▶ [MATERIAL SUPPLIED]:
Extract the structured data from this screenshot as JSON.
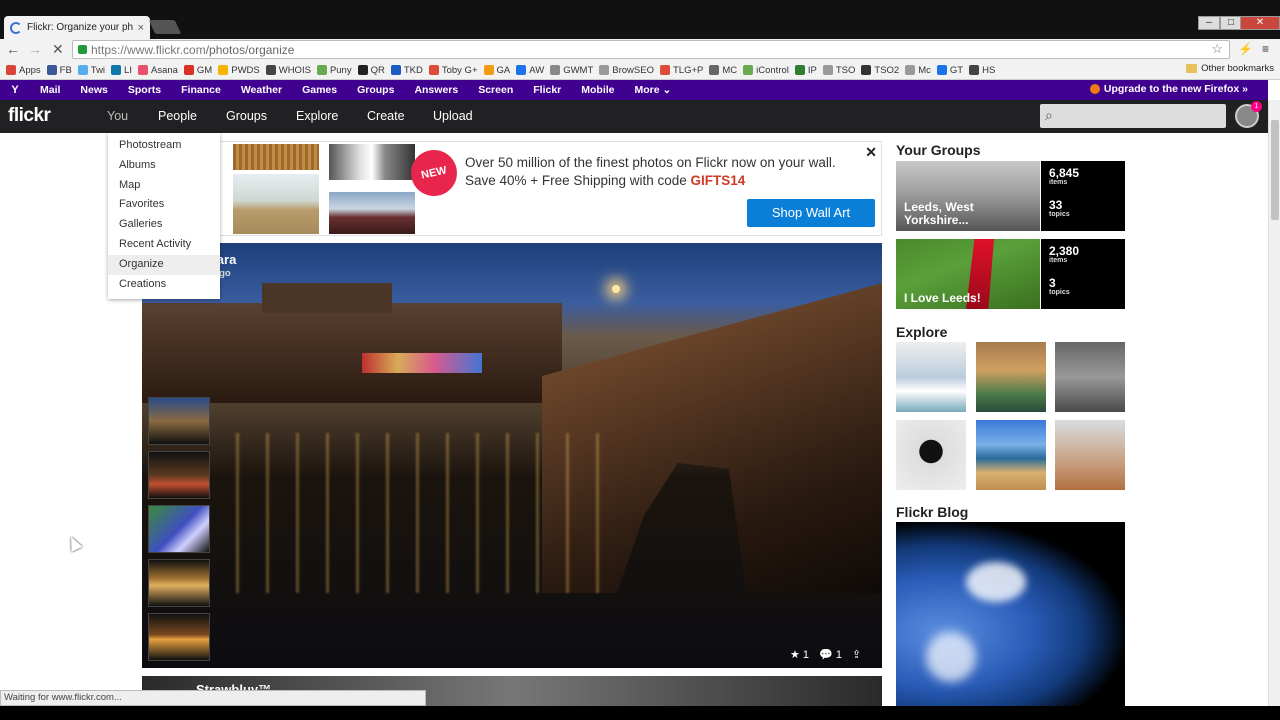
{
  "browser": {
    "tab_title": "Flickr: Organize your photo",
    "tab_close": "×",
    "url_domain": "https://www.flickr.com",
    "url_path": "/photos/organize",
    "win_min": "–",
    "win_max": "□",
    "win_close": "✕"
  },
  "bookmarks": [
    {
      "label": "Apps",
      "color": "#d9453b"
    },
    {
      "label": "FB",
      "color": "#3b5998"
    },
    {
      "label": "Twi",
      "color": "#55acee"
    },
    {
      "label": "LI",
      "color": "#0e76a8"
    },
    {
      "label": "Asana",
      "color": "#e8526c"
    },
    {
      "label": "GM",
      "color": "#d93025"
    },
    {
      "label": "PWDS",
      "color": "#f5b400"
    },
    {
      "label": "WHOIS",
      "color": "#444444"
    },
    {
      "label": "Puny",
      "color": "#6aa84f"
    },
    {
      "label": "QR",
      "color": "#222222"
    },
    {
      "label": "TKD",
      "color": "#1a5bbf"
    },
    {
      "label": "Toby G+",
      "color": "#dd4b39"
    },
    {
      "label": "GA",
      "color": "#f39c12"
    },
    {
      "label": "AW",
      "color": "#1a73e8"
    },
    {
      "label": "GWMT",
      "color": "#888888"
    },
    {
      "label": "BrowSEO",
      "color": "#999999"
    },
    {
      "label": "TLG+P",
      "color": "#dd4b39"
    },
    {
      "label": "MC",
      "color": "#666666"
    },
    {
      "label": "iControl",
      "color": "#6aa84f"
    },
    {
      "label": "IP",
      "color": "#2e7d32"
    },
    {
      "label": "TSO",
      "color": "#999999"
    },
    {
      "label": "TSO2",
      "color": "#333333"
    },
    {
      "label": "Mc",
      "color": "#999999"
    },
    {
      "label": "GT",
      "color": "#1a73e8"
    },
    {
      "label": "HS",
      "color": "#444444"
    }
  ],
  "other_bookmarks": "Other bookmarks",
  "yahoo": {
    "logo": "Y",
    "links": [
      "Mail",
      "News",
      "Sports",
      "Finance",
      "Weather",
      "Games",
      "Groups",
      "Answers",
      "Screen",
      "Flickr",
      "Mobile",
      "More ⌄"
    ],
    "firefox": "Upgrade to the new Firefox »"
  },
  "flickr_nav": {
    "logo": "flickr",
    "items": [
      "You",
      "People",
      "Groups",
      "Explore",
      "Create",
      "Upload"
    ],
    "notif_count": "1"
  },
  "you_menu": [
    "Photostream",
    "Albums",
    "Map",
    "Favorites",
    "Galleries",
    "Recent Activity",
    "Organize",
    "Creations"
  ],
  "ad": {
    "badge": "NEW",
    "line1": "Over 50 million of the finest photos on Flickr now on your wall.",
    "line2": "Save 40% + Free Shipping with code ",
    "code": "GIFTS14",
    "button": "Shop Wall Art",
    "close": "✕"
  },
  "photo": {
    "owner": "...dara",
    "ago": "...s ago",
    "stars": "1",
    "comments": "1"
  },
  "next_photo_owner": "Strawbluy™",
  "status": "Waiting for www.flickr.com...",
  "right": {
    "groups_title": "Your Groups",
    "groups": [
      {
        "name": "Leeds, West Yorkshire...",
        "items": "6,845",
        "items_lbl": "items",
        "topics": "33",
        "topics_lbl": "topics"
      },
      {
        "name": "I Love Leeds!",
        "items": "2,380",
        "items_lbl": "items",
        "topics": "3",
        "topics_lbl": "topics"
      }
    ],
    "explore_title": "Explore",
    "blog_title": "Flickr Blog"
  }
}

▶ [TASK DESCRIPTION]: Copy out each line of the data where the string "topics" appears.

▶ [SOLUTION FOR THIS EXERCISE]:
        "topics": "33",
        "topics_lbl": "topics"
        "topics": "3",
        "topics_lbl": "topics"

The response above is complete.